What is asked =>
Identify and reproduce every line holding the string "being".

Records provided =>
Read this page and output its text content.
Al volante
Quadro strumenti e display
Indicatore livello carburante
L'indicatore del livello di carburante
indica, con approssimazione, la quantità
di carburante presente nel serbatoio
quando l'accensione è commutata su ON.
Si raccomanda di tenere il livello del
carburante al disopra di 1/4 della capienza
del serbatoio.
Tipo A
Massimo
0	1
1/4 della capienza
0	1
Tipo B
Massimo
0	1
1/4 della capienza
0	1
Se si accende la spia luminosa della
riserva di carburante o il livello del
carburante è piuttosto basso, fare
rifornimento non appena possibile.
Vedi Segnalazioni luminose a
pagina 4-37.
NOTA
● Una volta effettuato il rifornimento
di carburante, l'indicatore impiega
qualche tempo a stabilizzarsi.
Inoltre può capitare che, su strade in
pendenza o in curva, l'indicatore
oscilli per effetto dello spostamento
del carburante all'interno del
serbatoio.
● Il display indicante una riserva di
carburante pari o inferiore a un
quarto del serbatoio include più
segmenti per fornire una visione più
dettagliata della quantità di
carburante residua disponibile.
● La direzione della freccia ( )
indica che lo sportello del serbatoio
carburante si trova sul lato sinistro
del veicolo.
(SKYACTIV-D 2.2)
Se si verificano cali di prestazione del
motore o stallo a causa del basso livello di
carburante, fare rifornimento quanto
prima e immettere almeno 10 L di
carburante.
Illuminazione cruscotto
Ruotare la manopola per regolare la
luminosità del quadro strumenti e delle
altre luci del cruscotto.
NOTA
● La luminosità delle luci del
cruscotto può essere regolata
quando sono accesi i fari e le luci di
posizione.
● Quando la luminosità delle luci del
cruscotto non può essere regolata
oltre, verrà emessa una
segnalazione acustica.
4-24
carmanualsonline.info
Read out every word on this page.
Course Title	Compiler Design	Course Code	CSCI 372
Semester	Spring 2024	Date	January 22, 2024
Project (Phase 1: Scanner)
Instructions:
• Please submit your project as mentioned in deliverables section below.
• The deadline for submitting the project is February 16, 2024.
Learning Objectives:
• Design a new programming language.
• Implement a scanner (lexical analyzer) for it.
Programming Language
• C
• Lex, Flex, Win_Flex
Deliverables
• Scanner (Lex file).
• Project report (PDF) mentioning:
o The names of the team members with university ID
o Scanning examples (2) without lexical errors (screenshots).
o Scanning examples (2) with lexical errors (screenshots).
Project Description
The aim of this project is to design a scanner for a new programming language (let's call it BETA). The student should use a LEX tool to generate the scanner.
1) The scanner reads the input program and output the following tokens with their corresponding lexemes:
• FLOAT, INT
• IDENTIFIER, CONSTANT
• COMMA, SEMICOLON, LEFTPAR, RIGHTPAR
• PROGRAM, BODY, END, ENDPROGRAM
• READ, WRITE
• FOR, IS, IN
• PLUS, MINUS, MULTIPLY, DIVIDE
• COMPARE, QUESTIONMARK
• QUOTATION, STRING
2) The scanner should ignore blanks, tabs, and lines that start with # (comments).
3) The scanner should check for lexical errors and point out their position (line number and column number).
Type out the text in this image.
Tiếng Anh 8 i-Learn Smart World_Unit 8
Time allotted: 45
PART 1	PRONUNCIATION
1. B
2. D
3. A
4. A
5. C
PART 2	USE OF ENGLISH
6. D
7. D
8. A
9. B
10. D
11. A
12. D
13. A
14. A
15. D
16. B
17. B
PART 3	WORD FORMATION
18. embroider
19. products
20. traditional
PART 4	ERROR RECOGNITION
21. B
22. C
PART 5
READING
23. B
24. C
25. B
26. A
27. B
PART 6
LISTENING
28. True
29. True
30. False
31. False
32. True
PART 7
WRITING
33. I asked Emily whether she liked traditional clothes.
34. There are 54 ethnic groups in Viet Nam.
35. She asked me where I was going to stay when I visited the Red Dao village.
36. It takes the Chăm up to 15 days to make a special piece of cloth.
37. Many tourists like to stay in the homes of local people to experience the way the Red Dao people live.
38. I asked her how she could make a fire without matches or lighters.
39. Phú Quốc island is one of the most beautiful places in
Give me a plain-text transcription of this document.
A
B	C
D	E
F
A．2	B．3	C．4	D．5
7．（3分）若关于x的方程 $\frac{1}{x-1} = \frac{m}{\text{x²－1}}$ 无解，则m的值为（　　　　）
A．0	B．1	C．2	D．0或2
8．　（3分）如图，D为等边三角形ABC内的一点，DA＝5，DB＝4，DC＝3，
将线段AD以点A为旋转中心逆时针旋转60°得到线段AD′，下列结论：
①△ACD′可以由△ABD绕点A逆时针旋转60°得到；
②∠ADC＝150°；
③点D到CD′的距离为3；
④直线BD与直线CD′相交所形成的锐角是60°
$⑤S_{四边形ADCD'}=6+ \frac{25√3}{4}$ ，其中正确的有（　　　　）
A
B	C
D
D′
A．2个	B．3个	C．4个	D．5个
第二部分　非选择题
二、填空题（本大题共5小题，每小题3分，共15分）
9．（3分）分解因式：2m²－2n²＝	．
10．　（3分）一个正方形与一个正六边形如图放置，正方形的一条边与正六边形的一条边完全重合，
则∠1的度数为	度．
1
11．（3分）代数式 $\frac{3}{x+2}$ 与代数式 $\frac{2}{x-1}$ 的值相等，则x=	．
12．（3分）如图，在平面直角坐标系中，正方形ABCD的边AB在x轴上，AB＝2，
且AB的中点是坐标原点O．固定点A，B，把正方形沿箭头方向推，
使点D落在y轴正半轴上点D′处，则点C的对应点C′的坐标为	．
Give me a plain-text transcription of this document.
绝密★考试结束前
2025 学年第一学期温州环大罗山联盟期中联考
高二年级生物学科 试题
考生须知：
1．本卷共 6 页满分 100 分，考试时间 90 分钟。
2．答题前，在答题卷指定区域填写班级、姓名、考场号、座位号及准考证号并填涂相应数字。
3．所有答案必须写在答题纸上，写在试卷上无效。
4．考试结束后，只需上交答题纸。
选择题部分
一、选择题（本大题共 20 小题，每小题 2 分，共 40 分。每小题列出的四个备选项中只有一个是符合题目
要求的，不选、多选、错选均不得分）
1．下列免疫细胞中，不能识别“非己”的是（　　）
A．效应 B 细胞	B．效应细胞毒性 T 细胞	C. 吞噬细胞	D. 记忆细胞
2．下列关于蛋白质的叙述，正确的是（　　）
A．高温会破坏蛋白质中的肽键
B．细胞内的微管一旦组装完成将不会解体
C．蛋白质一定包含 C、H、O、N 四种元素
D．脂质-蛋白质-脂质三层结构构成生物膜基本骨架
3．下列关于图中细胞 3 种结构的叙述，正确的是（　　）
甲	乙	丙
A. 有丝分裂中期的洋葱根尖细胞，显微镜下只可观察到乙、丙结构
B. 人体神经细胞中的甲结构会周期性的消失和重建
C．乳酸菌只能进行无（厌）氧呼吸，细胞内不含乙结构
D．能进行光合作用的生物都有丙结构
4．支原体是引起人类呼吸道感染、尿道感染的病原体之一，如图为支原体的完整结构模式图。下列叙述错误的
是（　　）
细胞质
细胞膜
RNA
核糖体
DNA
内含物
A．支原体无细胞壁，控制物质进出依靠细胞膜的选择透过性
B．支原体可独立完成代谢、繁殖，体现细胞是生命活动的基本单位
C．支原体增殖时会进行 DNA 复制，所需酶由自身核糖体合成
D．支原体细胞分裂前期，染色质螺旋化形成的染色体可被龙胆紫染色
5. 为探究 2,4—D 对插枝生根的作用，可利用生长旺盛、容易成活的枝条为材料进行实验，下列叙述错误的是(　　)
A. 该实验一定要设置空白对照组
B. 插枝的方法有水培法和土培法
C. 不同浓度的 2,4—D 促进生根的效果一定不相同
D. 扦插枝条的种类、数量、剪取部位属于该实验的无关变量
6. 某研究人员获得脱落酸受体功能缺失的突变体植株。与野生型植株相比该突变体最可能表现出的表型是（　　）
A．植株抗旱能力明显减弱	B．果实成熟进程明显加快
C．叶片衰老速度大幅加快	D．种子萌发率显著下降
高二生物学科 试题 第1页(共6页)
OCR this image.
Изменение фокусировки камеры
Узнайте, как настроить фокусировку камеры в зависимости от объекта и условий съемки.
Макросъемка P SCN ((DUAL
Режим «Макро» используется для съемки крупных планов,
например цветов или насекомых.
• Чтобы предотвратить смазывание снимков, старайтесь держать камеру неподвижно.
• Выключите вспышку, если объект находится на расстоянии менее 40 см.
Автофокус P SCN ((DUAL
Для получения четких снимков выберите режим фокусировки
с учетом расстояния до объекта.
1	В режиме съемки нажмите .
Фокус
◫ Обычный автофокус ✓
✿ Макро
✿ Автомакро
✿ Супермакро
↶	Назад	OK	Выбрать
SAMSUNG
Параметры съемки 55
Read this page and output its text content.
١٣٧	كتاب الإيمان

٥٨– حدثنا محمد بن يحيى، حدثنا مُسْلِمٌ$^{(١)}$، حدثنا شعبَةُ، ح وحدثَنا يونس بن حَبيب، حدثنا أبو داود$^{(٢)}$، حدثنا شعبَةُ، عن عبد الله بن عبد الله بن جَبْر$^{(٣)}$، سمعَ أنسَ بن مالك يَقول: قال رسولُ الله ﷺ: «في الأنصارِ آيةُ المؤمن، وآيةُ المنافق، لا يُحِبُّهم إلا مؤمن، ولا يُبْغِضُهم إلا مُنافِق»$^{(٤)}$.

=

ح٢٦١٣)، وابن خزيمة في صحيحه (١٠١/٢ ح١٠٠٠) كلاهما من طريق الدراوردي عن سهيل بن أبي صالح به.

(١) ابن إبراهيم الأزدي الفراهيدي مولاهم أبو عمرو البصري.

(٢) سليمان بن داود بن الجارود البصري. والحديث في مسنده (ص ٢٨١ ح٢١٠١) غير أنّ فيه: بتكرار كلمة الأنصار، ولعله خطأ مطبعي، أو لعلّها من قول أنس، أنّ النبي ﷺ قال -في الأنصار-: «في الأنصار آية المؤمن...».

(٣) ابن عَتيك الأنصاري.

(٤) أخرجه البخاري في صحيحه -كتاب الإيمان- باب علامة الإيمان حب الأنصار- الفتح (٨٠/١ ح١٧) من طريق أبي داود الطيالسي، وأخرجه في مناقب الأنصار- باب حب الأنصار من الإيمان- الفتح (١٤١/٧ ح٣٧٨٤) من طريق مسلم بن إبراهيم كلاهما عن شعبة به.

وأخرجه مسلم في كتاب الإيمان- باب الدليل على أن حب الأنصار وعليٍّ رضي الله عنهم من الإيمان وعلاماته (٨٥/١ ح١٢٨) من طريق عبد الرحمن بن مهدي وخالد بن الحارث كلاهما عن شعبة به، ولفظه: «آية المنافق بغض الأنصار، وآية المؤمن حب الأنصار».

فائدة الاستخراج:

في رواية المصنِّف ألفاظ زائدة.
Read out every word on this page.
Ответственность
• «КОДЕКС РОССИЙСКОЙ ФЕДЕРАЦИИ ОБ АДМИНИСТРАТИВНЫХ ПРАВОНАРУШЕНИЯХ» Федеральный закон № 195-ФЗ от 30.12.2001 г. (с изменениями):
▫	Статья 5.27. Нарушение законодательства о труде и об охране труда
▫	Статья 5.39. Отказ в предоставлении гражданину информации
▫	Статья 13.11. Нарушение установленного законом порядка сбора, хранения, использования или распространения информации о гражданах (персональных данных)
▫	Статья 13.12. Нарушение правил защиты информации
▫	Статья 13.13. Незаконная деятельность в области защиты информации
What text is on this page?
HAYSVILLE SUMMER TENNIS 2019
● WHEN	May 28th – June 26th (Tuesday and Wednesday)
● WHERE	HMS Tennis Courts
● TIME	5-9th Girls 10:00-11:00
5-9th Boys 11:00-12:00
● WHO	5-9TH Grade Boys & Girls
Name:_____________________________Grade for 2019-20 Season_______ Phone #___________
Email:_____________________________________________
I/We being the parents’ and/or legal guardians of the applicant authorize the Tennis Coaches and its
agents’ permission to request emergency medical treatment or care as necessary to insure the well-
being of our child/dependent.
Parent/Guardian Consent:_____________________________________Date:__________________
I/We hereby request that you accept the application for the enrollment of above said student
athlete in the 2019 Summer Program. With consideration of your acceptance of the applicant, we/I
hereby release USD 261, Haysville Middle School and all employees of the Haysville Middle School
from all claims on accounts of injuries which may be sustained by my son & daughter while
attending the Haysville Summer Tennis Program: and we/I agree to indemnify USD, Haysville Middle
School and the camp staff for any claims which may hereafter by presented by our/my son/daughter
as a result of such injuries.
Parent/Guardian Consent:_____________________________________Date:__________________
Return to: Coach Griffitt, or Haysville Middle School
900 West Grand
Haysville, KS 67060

Exercise output =>
I/We being the parents’ and/or legal guardians of the applicant authorize the Tennis Coaches and its
being of our child/dependent.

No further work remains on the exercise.